[Directions] Check each line of the material below, and copy it if it holds the string "торговли".

[Extracted entries]
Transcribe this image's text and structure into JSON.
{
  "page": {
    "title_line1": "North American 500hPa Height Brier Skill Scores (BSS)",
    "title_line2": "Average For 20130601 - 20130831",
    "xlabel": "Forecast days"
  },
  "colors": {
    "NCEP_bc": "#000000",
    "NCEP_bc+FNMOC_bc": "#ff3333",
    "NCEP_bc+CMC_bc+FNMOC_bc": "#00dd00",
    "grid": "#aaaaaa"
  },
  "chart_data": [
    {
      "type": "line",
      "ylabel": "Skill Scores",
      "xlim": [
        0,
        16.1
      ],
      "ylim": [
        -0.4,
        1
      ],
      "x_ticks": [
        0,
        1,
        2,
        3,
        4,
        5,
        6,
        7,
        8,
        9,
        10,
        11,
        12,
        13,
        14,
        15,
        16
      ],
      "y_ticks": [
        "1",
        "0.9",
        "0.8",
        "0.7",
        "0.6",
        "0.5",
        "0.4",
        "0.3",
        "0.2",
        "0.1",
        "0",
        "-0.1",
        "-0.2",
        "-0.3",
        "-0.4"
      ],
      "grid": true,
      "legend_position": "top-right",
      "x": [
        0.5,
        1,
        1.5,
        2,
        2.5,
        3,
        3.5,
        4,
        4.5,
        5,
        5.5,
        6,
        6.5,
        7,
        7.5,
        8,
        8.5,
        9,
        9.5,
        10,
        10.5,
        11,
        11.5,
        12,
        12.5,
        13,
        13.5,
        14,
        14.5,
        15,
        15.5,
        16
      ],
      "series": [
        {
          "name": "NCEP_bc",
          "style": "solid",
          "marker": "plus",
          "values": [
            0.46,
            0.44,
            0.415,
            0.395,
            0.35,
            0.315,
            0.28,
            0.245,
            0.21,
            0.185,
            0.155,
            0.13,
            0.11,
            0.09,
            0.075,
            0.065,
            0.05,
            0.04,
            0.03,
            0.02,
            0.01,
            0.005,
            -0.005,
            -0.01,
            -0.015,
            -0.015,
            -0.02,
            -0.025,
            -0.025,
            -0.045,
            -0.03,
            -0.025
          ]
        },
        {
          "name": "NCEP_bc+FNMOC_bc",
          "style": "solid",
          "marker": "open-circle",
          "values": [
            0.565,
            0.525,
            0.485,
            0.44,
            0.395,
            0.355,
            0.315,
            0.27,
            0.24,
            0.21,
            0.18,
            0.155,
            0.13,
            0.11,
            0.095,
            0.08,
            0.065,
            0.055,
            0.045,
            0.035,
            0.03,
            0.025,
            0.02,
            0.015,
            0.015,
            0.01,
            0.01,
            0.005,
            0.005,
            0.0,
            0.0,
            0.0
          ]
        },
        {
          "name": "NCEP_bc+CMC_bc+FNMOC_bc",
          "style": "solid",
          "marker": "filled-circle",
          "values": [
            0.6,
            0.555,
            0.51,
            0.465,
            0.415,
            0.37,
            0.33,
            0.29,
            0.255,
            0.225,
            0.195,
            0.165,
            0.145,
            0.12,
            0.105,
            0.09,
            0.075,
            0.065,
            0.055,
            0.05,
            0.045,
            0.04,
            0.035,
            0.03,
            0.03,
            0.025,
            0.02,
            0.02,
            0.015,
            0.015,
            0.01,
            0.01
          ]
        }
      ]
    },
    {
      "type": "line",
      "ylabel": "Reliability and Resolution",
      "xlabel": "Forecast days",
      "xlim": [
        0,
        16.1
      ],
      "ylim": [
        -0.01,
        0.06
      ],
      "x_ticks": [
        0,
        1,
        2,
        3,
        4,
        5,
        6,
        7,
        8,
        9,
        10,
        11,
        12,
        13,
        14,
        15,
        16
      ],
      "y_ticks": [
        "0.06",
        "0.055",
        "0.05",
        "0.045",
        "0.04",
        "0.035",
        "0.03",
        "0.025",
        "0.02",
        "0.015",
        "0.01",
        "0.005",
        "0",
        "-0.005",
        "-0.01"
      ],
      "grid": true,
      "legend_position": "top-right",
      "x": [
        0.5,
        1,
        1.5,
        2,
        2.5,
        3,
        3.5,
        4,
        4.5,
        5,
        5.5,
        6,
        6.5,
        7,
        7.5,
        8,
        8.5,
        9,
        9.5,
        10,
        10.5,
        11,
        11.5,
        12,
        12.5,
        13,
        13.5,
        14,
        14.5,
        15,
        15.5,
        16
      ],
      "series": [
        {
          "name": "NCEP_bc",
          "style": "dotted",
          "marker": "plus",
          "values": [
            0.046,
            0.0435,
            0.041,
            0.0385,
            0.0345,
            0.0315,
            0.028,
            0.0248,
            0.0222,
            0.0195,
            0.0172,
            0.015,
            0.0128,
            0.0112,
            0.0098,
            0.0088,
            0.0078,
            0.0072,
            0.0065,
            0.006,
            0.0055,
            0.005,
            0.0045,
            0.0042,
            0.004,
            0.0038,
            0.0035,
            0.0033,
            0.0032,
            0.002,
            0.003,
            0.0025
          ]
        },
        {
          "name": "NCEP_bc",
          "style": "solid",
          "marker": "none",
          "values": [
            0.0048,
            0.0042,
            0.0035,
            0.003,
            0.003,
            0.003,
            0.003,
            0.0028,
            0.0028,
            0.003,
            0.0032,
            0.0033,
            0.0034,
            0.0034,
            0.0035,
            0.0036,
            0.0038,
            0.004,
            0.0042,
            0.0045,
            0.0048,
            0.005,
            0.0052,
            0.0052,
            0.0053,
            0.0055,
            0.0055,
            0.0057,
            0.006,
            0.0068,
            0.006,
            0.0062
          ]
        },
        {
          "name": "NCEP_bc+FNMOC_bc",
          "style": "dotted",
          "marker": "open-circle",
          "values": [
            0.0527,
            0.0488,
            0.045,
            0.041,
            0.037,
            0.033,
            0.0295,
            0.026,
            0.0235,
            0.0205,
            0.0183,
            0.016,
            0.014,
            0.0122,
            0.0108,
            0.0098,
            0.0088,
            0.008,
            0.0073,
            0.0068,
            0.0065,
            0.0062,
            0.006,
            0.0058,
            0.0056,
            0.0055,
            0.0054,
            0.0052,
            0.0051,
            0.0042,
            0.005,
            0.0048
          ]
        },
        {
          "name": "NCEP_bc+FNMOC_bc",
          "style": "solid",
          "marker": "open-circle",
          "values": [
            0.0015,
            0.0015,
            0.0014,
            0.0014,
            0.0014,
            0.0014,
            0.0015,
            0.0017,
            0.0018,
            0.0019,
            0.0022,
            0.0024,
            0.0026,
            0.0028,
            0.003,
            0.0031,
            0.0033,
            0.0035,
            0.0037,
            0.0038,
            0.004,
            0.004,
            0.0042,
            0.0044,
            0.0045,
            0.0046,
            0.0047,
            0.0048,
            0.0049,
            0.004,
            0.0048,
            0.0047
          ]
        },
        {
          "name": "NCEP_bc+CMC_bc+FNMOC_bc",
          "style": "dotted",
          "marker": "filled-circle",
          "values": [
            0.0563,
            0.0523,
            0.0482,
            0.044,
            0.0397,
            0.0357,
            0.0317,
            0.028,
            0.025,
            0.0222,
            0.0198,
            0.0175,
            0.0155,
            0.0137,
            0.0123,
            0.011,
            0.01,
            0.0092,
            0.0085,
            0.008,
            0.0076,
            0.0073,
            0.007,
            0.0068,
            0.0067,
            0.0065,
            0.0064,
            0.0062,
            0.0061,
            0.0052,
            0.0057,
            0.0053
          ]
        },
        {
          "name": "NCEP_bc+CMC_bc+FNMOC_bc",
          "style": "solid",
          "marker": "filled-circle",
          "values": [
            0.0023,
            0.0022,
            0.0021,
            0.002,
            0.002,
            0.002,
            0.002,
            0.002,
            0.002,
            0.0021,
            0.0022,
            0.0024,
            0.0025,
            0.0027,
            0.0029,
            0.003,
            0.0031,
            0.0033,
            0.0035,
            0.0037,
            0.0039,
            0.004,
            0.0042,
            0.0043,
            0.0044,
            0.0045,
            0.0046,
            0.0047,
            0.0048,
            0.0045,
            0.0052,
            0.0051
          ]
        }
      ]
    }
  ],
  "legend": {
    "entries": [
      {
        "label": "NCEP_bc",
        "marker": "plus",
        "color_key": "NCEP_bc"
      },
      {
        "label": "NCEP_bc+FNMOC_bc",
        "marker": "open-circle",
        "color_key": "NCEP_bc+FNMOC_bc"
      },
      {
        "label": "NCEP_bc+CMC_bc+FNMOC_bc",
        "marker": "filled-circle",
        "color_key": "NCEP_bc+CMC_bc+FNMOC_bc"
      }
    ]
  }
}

==

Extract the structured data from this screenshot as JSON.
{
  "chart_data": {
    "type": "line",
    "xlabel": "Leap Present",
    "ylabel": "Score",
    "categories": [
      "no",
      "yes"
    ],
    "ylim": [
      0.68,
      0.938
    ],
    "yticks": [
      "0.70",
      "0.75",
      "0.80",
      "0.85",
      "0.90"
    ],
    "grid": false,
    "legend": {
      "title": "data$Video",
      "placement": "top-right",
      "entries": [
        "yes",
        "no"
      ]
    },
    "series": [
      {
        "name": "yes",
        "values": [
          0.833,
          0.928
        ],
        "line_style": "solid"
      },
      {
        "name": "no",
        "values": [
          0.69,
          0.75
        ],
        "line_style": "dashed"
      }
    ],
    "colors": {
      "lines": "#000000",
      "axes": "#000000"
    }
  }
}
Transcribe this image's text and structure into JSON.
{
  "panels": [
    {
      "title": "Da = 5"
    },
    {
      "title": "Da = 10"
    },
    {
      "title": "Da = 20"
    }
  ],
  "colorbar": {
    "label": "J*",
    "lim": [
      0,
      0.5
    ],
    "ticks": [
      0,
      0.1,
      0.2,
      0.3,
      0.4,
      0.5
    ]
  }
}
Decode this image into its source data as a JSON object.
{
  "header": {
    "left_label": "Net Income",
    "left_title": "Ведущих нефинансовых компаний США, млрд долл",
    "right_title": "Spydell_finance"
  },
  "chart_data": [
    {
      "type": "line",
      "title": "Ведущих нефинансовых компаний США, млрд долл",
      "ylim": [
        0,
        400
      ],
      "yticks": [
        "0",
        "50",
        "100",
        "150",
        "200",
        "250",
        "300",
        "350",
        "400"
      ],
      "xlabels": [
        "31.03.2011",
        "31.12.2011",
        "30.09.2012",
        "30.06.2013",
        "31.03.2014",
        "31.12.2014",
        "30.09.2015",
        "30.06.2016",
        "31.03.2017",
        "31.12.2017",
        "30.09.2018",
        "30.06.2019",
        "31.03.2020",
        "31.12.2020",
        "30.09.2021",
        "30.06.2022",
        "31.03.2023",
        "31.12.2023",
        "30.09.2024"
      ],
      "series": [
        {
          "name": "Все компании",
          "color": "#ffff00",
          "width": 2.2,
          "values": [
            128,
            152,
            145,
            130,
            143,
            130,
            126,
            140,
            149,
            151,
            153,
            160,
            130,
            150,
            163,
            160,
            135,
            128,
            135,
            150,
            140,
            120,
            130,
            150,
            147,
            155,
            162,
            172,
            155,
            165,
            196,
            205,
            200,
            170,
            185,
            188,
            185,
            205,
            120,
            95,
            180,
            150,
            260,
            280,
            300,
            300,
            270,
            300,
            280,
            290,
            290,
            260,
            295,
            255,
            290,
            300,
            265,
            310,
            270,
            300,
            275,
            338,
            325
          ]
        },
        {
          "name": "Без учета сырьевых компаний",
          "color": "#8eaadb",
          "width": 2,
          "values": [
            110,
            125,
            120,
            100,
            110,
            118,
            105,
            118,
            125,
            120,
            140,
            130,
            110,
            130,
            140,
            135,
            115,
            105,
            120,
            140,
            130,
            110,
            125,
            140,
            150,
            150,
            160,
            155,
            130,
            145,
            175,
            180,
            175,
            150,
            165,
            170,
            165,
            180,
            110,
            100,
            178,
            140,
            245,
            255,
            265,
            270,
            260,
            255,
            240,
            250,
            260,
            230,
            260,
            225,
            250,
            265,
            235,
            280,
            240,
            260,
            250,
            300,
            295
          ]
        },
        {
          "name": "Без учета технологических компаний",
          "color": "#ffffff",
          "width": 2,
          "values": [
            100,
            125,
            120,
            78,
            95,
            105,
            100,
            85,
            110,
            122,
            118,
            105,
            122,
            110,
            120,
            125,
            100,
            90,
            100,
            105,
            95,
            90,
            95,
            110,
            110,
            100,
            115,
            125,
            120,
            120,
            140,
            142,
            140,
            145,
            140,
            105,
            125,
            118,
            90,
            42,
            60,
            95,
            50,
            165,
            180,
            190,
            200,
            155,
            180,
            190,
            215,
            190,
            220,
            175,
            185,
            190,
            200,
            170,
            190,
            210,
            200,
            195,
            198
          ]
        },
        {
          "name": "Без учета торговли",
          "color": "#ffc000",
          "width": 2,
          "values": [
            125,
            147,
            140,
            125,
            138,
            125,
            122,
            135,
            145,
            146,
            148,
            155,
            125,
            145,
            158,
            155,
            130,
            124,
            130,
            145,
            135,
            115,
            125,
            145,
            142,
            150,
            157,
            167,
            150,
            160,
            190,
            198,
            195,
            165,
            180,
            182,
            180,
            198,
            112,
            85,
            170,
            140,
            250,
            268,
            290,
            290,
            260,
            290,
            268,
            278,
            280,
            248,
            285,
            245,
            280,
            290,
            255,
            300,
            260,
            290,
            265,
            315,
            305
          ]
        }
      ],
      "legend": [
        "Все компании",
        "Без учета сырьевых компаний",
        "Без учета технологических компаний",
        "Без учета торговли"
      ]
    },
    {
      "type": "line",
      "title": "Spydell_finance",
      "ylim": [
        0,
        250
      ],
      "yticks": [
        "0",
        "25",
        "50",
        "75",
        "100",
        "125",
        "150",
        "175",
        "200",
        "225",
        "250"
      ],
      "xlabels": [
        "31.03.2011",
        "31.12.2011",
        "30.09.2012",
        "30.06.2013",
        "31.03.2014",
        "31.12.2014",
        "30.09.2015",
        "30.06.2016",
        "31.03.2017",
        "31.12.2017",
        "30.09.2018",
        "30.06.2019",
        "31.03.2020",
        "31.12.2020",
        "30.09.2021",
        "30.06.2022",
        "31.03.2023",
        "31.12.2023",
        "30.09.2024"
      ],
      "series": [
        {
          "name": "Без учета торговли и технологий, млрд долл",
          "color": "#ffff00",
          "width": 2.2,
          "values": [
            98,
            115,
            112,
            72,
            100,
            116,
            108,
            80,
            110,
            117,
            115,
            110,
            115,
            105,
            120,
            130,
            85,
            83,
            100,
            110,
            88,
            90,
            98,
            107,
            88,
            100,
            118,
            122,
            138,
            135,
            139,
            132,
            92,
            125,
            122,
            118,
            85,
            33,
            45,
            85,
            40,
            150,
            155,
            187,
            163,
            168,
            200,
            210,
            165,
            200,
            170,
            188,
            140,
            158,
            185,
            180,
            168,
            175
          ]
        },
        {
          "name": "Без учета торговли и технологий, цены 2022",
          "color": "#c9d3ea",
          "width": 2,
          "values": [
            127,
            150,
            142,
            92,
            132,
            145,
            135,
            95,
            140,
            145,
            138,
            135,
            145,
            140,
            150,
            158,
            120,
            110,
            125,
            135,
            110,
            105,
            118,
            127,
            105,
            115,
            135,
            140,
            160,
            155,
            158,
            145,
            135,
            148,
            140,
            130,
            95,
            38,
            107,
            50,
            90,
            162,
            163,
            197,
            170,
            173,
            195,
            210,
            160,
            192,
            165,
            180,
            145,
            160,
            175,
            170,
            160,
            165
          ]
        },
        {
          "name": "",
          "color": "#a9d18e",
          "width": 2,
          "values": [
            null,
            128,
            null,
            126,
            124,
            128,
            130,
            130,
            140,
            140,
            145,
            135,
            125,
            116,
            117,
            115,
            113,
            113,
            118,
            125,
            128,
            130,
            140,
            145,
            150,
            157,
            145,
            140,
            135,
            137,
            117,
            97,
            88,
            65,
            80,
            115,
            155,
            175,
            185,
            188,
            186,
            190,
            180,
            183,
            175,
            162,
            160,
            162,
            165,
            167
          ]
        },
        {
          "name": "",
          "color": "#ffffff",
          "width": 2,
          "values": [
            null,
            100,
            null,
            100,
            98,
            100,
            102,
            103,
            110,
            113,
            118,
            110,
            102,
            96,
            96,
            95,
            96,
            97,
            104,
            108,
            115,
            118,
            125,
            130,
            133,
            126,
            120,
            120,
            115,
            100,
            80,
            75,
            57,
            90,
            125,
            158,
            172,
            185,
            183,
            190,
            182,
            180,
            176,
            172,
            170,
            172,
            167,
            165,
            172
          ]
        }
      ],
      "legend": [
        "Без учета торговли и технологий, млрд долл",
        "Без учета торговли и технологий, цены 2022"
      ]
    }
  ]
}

[Reply to the task]
          "name": "Без учета торговли",
        "Без учета торговли"
          "name": "Без учета торговли и технологий, млрд долл",
          "name": "Без учета торговли и технологий, цены 2022",
        "Без учета торговли и технологий, млрд долл",
        "Без учета торговли и технологий, цены 2022"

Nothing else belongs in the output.